BEGIN

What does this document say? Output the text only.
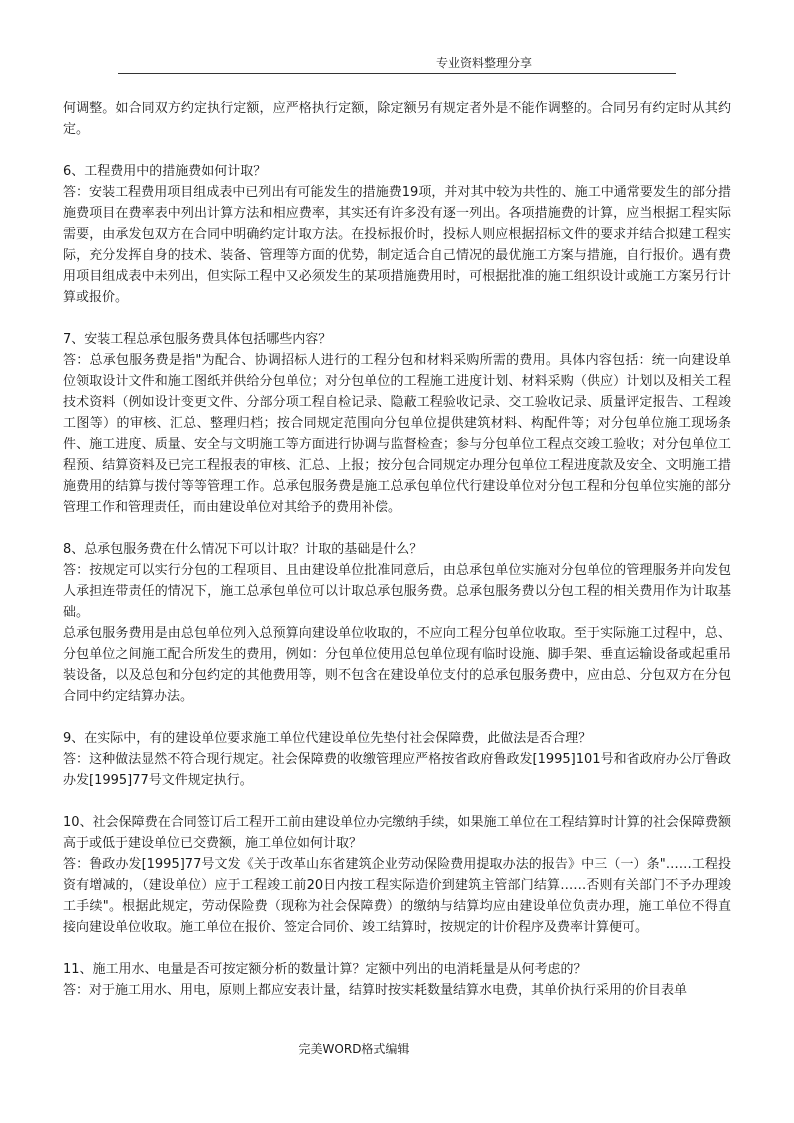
专业资料整理分享

何调整。如合同双方约定执行定额，应严格执行定额，除定额另有规定者外是不能作调整的。合同另有约定时从其约定。

6、工程费用中的措施费如何计取？

答：安装工程费用项目组成表中已列出有可能发生的措施费19项，并对其中较为共性的、施工中通常要发生的部分措施费项目在费率表中列出计算方法和相应费率，其实还有许多没有逐一列出。各项措施费的计算，应当根据工程实际需要，由承发包双方在合同中明确约定计取方法。在投标报价时，投标人则应根据招标文件的要求并结合拟建工程实际，充分发挥自身的技术、装备、管理等方面的优势，制定适合自己情况的最优施工方案与措施，自行报价。遇有费用项目组成表中未列出，但实际工程中又必须发生的某项措施费用时，可根据批准的施工组织设计或施工方案另行计算或报价。

7、安装工程总承包服务费具体包括哪些内容？

答：总承包服务费是指"为配合、协调招标人进行的工程分包和材料采购所需的费用。具体内容包括：统一向建设单位领取设计文件和施工图纸并供给分包单位；对分包单位的工程施工进度计划、材料采购（供应）计划以及相关工程技术资料（例如设计变更文件、分部分项工程自检记录、隐蔽工程验收记录、交工验收记录、质量评定报告、工程竣工图等）的审核、汇总、整理归档；按合同规定范围向分包单位提供建筑材料、构配件等；对分包单位施工现场条件、施工进度、质量、安全与文明施工等方面进行协调与监督检查；参与分包单位工程点交竣工验收；对分包单位工程预、结算资料及已完工程报表的审核、汇总、上报；按分包合同规定办理分包单位工程进度款及安全、文明施工措施费用的结算与拨付等等管理工作。总承包服务费是施工总承包单位代行建设单位对分包工程和分包单位实施的部分管理工作和管理责任，而由建设单位对其给予的费用补偿。

8、总承包服务费在什么情况下可以计取？计取的基础是什么？

答：按规定可以实行分包的工程项目、且由建设单位批准同意后，由总承包单位实施对分包单位的管理服务并向发包人承担连带责任的情况下，施工总承包单位可以计取总承包服务费。总承包服务费以分包工程的相关费用作为计取基础。

总承包服务费用是由总包单位列入总预算向建设单位收取的，不应向工程分包单位收取。至于实际施工过程中，总、分包单位之间施工配合所发生的费用，例如：分包单位使用总包单位现有临时设施、脚手架、垂直运输设备或起重吊装设备，以及总包和分包约定的其他费用等，则不包含在建设单位支付的总承包服务费中，应由总、分包双方在分包合同中约定结算办法。

9、在实际中，有的建设单位要求施工单位代建设单位先垫付社会保障费，此做法是否合理？

答：这种做法显然不符合现行规定。社会保障费的收缴管理应严格按省政府鲁政发[1995]101号和省政府办公厅鲁政办发[1995]77号文件规定执行。

10、社会保障费在合同签订后工程开工前由建设单位办完缴纳手续，如果施工单位在工程结算时计算的社会保障费额高于或低于建设单位已交费额，施工单位如何计取？

答：鲁政办发[1995]77号文发《关于改革山东省建筑企业劳动保险费用提取办法的报告》中三（一）条"……工程投资有增减的，（建设单位）应于工程竣工前20日内按工程实际造价到建筑主管部门结算……否则有关部门不予办理竣工手续"。根据此规定，劳动保险费（现称为社会保障费）的缴纳与结算均应由建设单位负责办理，施工单位不得直接向建设单位收取。施工单位在报价、签定合同价、竣工结算时，按规定的计价程序及费率计算便可。

11、施工用水、电量是否可按定额分析的数量计算？定额中列出的电消耗量是从何考虑的？

答：对于施工用水、用电，原则上都应安表计量，结算时按实耗数量结算水电费，其单价执行采用的价目表单

完美WORD格式编辑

END

**EXERCISE REQUIREMENTS**
Your copy should hold every record word for word and none of the pictures.

**WRITTEN ANSWER**
What does this document say? Output the text only.
专业资料整理分享

何调整。如合同双方约定执行定额，应严格执行定额，除定额另有规定者外是不能作调整的。合同另有约定时从其约定。

6、工程费用中的措施费如何计取？

答：安装工程费用项目组成表中已列出有可能发生的措施费19项，并对其中较为共性的、施工中通常要发生的部分措施费项目在费率表中列出计算方法和相应费率，其实还有许多没有逐一列出。各项措施费的计算，应当根据工程实际需要，由承发包双方在合同中明确约定计取方法。在投标报价时，投标人则应根据招标文件的要求并结合拟建工程实际，充分发挥自身的技术、装备、管理等方面的优势，制定适合自己情况的最优施工方案与措施，自行报价。遇有费用项目组成表中未列出，但实际工程中又必须发生的某项措施费用时，可根据批准的施工组织设计或施工方案另行计算或报价。

7、安装工程总承包服务费具体包括哪些内容？

答：总承包服务费是指"为配合、协调招标人进行的工程分包和材料采购所需的费用。具体内容包括：统一向建设单位领取设计文件和施工图纸并供给分包单位；对分包单位的工程施工进度计划、材料采购（供应）计划以及相关工程技术资料（例如设计变更文件、分部分项工程自检记录、隐蔽工程验收记录、交工验收记录、质量评定报告、工程竣工图等）的审核、汇总、整理归档；按合同规定范围向分包单位提供建筑材料、构配件等；对分包单位施工现场条件、施工进度、质量、安全与文明施工等方面进行协调与监督检查；参与分包单位工程点交竣工验收；对分包单位工程预、结算资料及已完工程报表的审核、汇总、上报；按分包合同规定办理分包单位工程进度款及安全、文明施工措施费用的结算与拨付等等管理工作。总承包服务费是施工总承包单位代行建设单位对分包工程和分包单位实施的部分管理工作和管理责任，而由建设单位对其给予的费用补偿。

8、总承包服务费在什么情况下可以计取？计取的基础是什么？

答：按规定可以实行分包的工程项目、且由建设单位批准同意后，由总承包单位实施对分包单位的管理服务并向发包人承担连带责任的情况下，施工总承包单位可以计取总承包服务费。总承包服务费以分包工程的相关费用作为计取基础。

总承包服务费用是由总包单位列入总预算向建设单位收取的，不应向工程分包单位收取。至于实际施工过程中，总、分包单位之间施工配合所发生的费用，例如：分包单位使用总包单位现有临时设施、脚手架、垂直运输设备或起重吊装设备，以及总包和分包约定的其他费用等，则不包含在建设单位支付的总承包服务费中，应由总、分包双方在分包合同中约定结算办法。

9、在实际中，有的建设单位要求施工单位代建设单位先垫付社会保障费，此做法是否合理？

答：这种做法显然不符合现行规定。社会保障费的收缴管理应严格按省政府鲁政发[1995]101号和省政府办公厅鲁政办发[1995]77号文件规定执行。

10、社会保障费在合同签订后工程开工前由建设单位办完缴纳手续，如果施工单位在工程结算时计算的社会保障费额高于或低于建设单位已交费额，施工单位如何计取？

答：鲁政办发[1995]77号文发《关于改革山东省建筑企业劳动保险费用提取办法的报告》中三（一）条"……工程投资有增减的，（建设单位）应于工程竣工前20日内按工程实际造价到建筑主管部门结算……否则有关部门不予办理竣工手续"。根据此规定，劳动保险费（现称为社会保障费）的缴纳与结算均应由建设单位负责办理，施工单位不得直接向建设单位收取。施工单位在报价、签定合同价、竣工结算时，按规定的计价程序及费率计算便可。

11、施工用水、电量是否可按定额分析的数量计算？定额中列出的电消耗量是从何考虑的？

答：对于施工用水、用电，原则上都应安表计量，结算时按实耗数量结算水电费，其单价执行采用的价目表单

完美WORD格式编辑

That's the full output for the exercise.